(Input data begins)

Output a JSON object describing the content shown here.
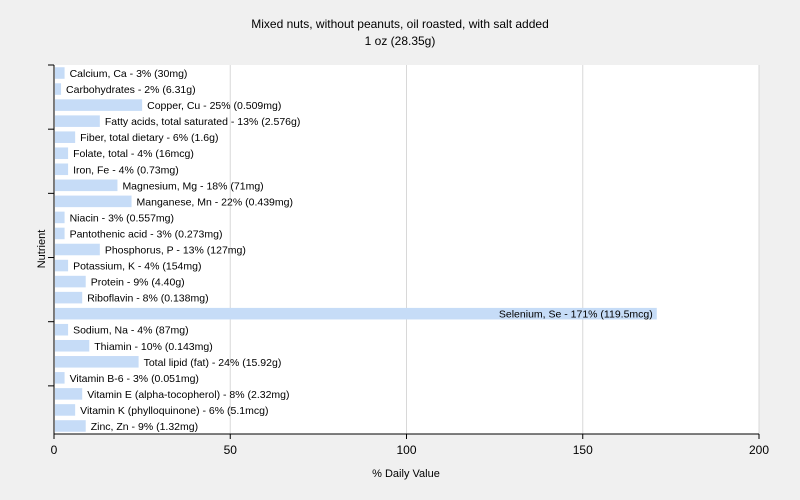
{
  "chart_data": {
    "type": "bar",
    "orientation": "horizontal",
    "title": "Mixed nuts, without peanuts, oil roasted, with salt added",
    "subtitle": "1 oz (28.35g)",
    "xlabel": "% Daily Value",
    "ylabel": "Nutrient",
    "xlim": [
      0,
      200
    ],
    "xticks": [
      0,
      50,
      100,
      150,
      200
    ],
    "grid": true,
    "bar_color": "#c6dcf7",
    "categories": [
      "Calcium, Ca",
      "Carbohydrates",
      "Copper, Cu",
      "Fatty acids, total saturated",
      "Fiber, total dietary",
      "Folate, total",
      "Iron, Fe",
      "Magnesium, Mg",
      "Manganese, Mn",
      "Niacin",
      "Pantothenic acid",
      "Phosphorus, P",
      "Potassium, K",
      "Protein",
      "Riboflavin",
      "Selenium, Se",
      "Sodium, Na",
      "Thiamin",
      "Total lipid (fat)",
      "Vitamin B-6",
      "Vitamin E (alpha-tocopherol)",
      "Vitamin K (phylloquinone)",
      "Zinc, Zn"
    ],
    "values": [
      3,
      2,
      25,
      13,
      6,
      4,
      4,
      18,
      22,
      3,
      3,
      13,
      4,
      9,
      8,
      171,
      4,
      10,
      24,
      3,
      8,
      6,
      9
    ],
    "labels": [
      "Calcium, Ca - 3% (30mg)",
      "Carbohydrates - 2% (6.31g)",
      "Copper, Cu - 25% (0.509mg)",
      "Fatty acids, total saturated - 13% (2.576g)",
      "Fiber, total dietary - 6% (1.6g)",
      "Folate, total - 4% (16mcg)",
      "Iron, Fe - 4% (0.73mg)",
      "Magnesium, Mg - 18% (71mg)",
      "Manganese, Mn - 22% (0.439mg)",
      "Niacin - 3% (0.557mg)",
      "Pantothenic acid - 3% (0.273mg)",
      "Phosphorus, P - 13% (127mg)",
      "Potassium, K - 4% (154mg)",
      "Protein - 9% (4.40g)",
      "Riboflavin - 8% (0.138mg)",
      "Selenium, Se - 171% (119.5mcg)",
      "Sodium, Na - 4% (87mg)",
      "Thiamin - 10% (0.143mg)",
      "Total lipid (fat) - 24% (15.92g)",
      "Vitamin B-6 - 3% (0.051mg)",
      "Vitamin E (alpha-tocopherol) - 8% (2.32mg)",
      "Vitamin K (phylloquinone) - 6% (5.1mcg)",
      "Zinc, Zn - 9% (1.32mg)"
    ]
  }
}
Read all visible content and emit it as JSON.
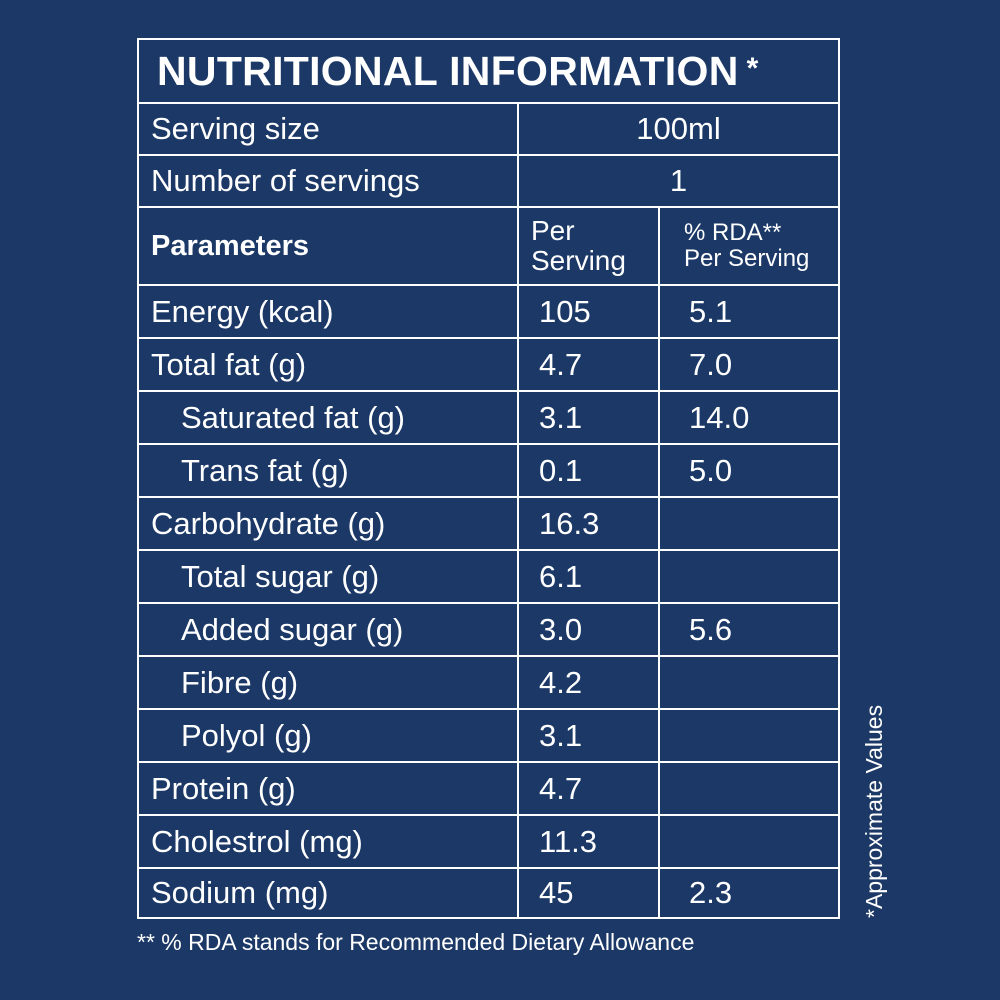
{
  "title": "NUTRITIONAL INFORMATION",
  "title_mark": "*",
  "serving_size": {
    "label": "Serving size",
    "value": "100ml"
  },
  "servings": {
    "label": "Number of servings",
    "value": "1"
  },
  "header": {
    "parameters": "Parameters",
    "per_line1": "Per",
    "per_line2": "Serving",
    "rda_line1": "% RDA**",
    "rda_line2": "Per Serving"
  },
  "rows": [
    {
      "label": "Energy (kcal)",
      "per": "105",
      "rda": "5.1"
    },
    {
      "label": "Total fat (g)",
      "per": "4.7",
      "rda": "7.0"
    },
    {
      "label": "Saturated fat (g)",
      "per": "3.1",
      "rda": "14.0"
    },
    {
      "label": "Trans fat (g)",
      "per": "0.1",
      "rda": "5.0"
    },
    {
      "label": "Carbohydrate (g)",
      "per": "16.3",
      "rda": ""
    },
    {
      "label": "Total sugar (g)",
      "per": "6.1",
      "rda": ""
    },
    {
      "label": "Added sugar (g)",
      "per": "3.0",
      "rda": "5.6"
    },
    {
      "label": "Fibre (g)",
      "per": "4.2",
      "rda": ""
    },
    {
      "label": "Polyol (g)",
      "per": "3.1",
      "rda": ""
    },
    {
      "label": "Protein (g)",
      "per": "4.7",
      "rda": ""
    },
    {
      "label": "Cholestrol (mg)",
      "per": "11.3",
      "rda": ""
    },
    {
      "label": "Sodium (mg)",
      "per": "45",
      "rda": "2.3"
    }
  ],
  "side_note": "*Approximate Values",
  "footnote": "** % RDA stands for Recommended Dietary Allowance",
  "colors": {
    "background": "#1b3866",
    "foreground": "#ffffff"
  }
}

(Input data ends)

What lines of the preceding data include the string "JSON"? Pull them out.

Task answer:
Output a JSON object describing the content shown here.
Read all visible content and emit it as JSON.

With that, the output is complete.